● BRIEF: Read the records and write them out again exactly.

● RECORDS PROVIDED:
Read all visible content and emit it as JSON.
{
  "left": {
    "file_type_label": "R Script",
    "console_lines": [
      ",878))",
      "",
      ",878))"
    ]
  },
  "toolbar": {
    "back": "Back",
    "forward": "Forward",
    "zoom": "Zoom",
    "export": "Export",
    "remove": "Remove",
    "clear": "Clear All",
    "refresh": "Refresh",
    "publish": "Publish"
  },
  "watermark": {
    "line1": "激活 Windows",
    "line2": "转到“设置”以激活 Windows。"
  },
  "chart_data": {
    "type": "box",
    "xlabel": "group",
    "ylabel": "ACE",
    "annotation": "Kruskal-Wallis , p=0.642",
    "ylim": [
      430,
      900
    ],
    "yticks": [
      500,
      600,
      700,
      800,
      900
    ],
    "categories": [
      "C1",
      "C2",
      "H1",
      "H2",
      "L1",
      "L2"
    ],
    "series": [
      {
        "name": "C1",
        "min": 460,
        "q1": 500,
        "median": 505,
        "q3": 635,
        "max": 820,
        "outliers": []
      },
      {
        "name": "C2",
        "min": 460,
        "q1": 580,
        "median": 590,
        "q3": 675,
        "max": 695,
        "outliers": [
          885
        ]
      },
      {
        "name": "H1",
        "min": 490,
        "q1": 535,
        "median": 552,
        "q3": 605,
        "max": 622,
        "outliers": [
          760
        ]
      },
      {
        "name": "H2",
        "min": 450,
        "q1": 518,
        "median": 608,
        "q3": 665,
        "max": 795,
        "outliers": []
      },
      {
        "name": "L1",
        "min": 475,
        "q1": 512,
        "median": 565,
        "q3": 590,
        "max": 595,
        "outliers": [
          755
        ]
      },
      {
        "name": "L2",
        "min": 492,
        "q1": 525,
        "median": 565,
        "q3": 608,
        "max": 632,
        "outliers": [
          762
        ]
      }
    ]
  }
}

● SOLUTION TO THE PROBLEM:
Read all visible content and emit it as JSON.
{
  "left": {
    "file_type_label": "R Script",
    "console_lines": [
      ",878))",
      "",
      ",878))"
    ]
  },
  "toolbar": {
    "back": "Back",
    "forward": "Forward",
    "zoom": "Zoom",
    "export": "Export",
    "remove": "Remove",
    "clear": "Clear All",
    "refresh": "Refresh",
    "publish": "Publish"
  },
  "watermark": {
    "line1": "激活 Windows",
    "line2": "转到“设置”以激活 Windows。"
  },
  "chart_data": {
    "type": "box",
    "xlabel": "group",
    "ylabel": "ACE",
    "annotation": "Kruskal-Wallis , p=0.642",
    "ylim": [
      430,
      900
    ],
    "yticks": [
      500,
      600,
      700,
      800,
      900
    ],
    "categories": [
      "C1",
      "C2",
      "H1",
      "H2",
      "L1",
      "L2"
    ],
    "series": [
      {
        "name": "C1",
        "min": 460,
        "q1": 500,
        "median": 505,
        "q3": 635,
        "max": 820,
        "outliers": []
      },
      {
        "name": "C2",
        "min": 460,
        "q1": 580,
        "median": 590,
        "q3": 675,
        "max": 695,
        "outliers": [
          885
        ]
      },
      {
        "name": "H1",
        "min": 490,
        "q1": 535,
        "median": 552,
        "q3": 605,
        "max": 622,
        "outliers": [
          760
        ]
      },
      {
        "name": "H2",
        "min": 450,
        "q1": 518,
        "median": 608,
        "q3": 665,
        "max": 795,
        "outliers": []
      },
      {
        "name": "L1",
        "min": 475,
        "q1": 512,
        "median": 565,
        "q3": 590,
        "max": 595,
        "outliers": [
          755
        ]
      },
      {
        "name": "L2",
        "min": 492,
        "q1": 525,
        "median": 565,
        "q3": 608,
        "max": 632,
        "outliers": [
          762
        ]
      }
    ]
  }
}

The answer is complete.